>> Begin

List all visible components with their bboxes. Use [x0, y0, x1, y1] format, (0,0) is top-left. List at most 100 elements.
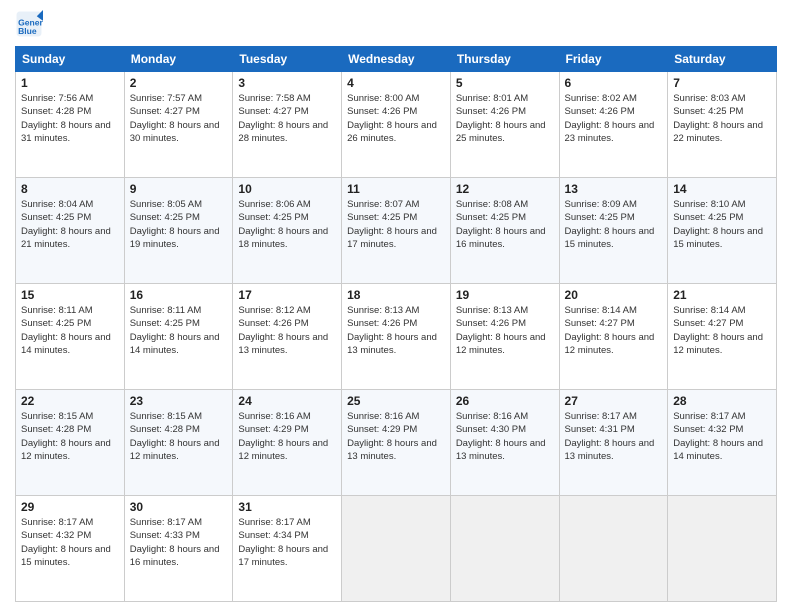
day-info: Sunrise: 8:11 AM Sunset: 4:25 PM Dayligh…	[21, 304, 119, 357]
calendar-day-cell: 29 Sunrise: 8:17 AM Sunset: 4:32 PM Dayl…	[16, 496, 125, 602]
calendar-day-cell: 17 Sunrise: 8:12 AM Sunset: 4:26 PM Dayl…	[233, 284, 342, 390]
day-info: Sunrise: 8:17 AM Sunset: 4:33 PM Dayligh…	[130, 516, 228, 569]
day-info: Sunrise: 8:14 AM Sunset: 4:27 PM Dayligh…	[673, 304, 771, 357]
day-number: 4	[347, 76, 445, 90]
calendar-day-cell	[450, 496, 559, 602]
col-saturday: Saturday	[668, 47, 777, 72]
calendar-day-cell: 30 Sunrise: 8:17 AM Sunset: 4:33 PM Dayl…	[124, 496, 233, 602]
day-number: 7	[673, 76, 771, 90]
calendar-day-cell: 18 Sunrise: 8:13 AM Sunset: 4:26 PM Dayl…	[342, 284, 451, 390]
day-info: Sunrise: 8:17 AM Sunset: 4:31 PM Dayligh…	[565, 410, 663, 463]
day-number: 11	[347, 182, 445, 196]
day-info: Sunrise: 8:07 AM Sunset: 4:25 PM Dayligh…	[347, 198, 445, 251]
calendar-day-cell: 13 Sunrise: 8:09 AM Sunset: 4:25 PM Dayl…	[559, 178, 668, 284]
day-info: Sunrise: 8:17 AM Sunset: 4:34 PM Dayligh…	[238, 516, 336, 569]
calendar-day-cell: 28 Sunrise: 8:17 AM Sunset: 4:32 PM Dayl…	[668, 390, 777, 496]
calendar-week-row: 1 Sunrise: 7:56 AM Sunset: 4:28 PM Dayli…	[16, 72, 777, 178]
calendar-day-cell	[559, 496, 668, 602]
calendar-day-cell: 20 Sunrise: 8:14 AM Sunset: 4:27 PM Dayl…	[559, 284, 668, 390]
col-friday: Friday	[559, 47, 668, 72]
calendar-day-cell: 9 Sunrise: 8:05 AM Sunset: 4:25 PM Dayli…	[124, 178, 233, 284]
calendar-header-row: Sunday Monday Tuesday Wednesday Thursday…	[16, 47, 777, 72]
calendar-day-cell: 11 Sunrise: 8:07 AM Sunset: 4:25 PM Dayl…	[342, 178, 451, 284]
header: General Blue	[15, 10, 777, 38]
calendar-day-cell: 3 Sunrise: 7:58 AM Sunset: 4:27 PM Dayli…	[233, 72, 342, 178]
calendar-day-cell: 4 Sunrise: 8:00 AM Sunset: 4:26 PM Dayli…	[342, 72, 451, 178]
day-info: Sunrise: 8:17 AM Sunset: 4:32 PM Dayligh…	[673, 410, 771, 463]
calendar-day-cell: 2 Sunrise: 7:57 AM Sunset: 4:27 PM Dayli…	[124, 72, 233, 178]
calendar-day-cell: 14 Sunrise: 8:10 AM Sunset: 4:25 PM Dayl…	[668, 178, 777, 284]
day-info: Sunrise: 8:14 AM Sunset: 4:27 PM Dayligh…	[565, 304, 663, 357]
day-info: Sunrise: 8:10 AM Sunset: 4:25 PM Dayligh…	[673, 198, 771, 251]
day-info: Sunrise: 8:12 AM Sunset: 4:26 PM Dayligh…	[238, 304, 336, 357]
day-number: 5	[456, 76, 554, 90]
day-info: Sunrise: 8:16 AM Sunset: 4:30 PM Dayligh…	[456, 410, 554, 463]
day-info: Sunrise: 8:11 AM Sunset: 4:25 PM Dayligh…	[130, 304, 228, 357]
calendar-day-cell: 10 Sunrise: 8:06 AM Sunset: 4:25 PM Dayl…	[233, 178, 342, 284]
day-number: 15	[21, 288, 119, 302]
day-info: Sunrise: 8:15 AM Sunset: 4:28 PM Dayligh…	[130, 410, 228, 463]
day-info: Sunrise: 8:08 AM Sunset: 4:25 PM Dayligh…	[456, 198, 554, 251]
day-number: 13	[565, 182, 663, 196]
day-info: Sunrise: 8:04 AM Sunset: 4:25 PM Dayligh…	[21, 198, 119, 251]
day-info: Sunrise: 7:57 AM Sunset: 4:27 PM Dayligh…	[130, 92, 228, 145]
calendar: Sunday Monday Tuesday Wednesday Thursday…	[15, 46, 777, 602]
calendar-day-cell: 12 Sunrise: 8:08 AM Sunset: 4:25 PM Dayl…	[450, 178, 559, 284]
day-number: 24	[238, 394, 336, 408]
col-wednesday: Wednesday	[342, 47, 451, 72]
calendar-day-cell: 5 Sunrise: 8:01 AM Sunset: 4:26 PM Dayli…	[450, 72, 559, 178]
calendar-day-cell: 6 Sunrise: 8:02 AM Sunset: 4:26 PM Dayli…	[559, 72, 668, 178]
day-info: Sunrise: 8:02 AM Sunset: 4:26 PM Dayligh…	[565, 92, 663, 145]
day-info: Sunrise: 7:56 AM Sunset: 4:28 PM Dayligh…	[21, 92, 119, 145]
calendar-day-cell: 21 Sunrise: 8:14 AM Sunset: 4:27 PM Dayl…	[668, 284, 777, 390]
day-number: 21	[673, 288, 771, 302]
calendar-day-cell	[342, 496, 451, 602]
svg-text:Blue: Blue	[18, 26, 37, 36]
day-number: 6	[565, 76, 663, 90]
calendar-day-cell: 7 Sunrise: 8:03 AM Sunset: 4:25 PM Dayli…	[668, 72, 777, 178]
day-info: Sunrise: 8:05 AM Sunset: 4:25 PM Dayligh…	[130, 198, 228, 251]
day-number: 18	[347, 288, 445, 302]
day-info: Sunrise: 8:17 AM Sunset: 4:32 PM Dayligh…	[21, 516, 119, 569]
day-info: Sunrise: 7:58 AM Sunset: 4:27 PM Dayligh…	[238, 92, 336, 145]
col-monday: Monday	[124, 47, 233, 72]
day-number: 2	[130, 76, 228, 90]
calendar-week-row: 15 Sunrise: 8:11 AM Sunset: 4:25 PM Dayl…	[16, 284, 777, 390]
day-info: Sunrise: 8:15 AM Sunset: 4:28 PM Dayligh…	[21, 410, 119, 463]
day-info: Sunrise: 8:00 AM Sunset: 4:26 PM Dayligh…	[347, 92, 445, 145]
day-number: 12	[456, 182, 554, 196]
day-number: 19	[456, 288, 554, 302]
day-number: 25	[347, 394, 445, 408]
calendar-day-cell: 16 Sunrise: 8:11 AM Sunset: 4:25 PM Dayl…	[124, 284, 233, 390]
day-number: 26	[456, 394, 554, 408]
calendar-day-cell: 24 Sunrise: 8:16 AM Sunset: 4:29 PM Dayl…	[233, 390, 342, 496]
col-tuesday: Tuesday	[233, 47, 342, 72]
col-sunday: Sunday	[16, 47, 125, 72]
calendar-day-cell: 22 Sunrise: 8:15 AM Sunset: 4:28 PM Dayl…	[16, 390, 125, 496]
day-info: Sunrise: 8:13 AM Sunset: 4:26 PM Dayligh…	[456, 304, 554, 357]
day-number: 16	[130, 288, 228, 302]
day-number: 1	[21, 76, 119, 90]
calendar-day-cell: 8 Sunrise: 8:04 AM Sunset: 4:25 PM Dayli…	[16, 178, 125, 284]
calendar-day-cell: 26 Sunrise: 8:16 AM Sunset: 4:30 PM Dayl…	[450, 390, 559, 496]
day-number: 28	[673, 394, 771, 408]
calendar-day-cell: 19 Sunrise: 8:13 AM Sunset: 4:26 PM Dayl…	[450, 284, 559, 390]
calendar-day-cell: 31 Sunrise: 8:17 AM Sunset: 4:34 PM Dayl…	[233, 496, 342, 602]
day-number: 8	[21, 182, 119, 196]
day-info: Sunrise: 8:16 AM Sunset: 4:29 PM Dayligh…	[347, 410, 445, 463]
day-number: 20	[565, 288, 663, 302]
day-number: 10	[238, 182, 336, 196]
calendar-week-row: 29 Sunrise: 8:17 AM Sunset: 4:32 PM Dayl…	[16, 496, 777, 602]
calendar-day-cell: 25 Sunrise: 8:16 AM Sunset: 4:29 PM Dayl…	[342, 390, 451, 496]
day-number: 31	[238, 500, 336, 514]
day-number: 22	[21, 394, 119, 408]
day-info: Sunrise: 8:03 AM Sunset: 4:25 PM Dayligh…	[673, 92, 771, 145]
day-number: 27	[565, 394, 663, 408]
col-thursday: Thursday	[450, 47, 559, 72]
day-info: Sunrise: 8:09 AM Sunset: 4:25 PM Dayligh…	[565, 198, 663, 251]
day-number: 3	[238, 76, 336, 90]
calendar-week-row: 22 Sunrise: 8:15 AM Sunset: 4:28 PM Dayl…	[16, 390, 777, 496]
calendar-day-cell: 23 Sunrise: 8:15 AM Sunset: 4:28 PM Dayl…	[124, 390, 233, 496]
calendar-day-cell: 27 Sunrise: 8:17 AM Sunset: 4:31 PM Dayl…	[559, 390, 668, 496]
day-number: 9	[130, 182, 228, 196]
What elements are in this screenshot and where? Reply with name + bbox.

>> End

• **GOAL OF THE EXERCISE**
Rewrite only the data from the line with "304, 119, 357]" to the line with "calendar-day-cell: 18 Sunrise: 8:13", changing "day-info" to "day-summary" and leaving all else as it is.

• **EXPECTED OUTPUT**
day-summary: Sunrise: 8:11 AM Sunset: 4:25 PM Dayligh…	[21, 304, 119, 357]
calendar-day-cell: 29 Sunrise: 8:17 AM Sunset: 4:32 PM Dayl…	[16, 496, 125, 602]
calendar-day-cell: 17 Sunrise: 8:12 AM Sunset: 4:26 PM Dayl…	[233, 284, 342, 390]
day-summary: Sunrise: 8:17 AM Sunset: 4:33 PM Dayligh…	[130, 516, 228, 569]
day-summary: Sunrise: 8:14 AM Sunset: 4:27 PM Dayligh…	[673, 304, 771, 357]
day-number: 4	[347, 76, 445, 90]
calendar-day-cell	[450, 496, 559, 602]
col-saturday: Saturday	[668, 47, 777, 72]
calendar-day-cell: 30 Sunrise: 8:17 AM Sunset: 4:33 PM Dayl…	[124, 496, 233, 602]
day-number: 7	[673, 76, 771, 90]
calendar-day-cell: 18 Sunrise: 8:13 AM Sunset: 4:26 PM Dayl…	[342, 284, 451, 390]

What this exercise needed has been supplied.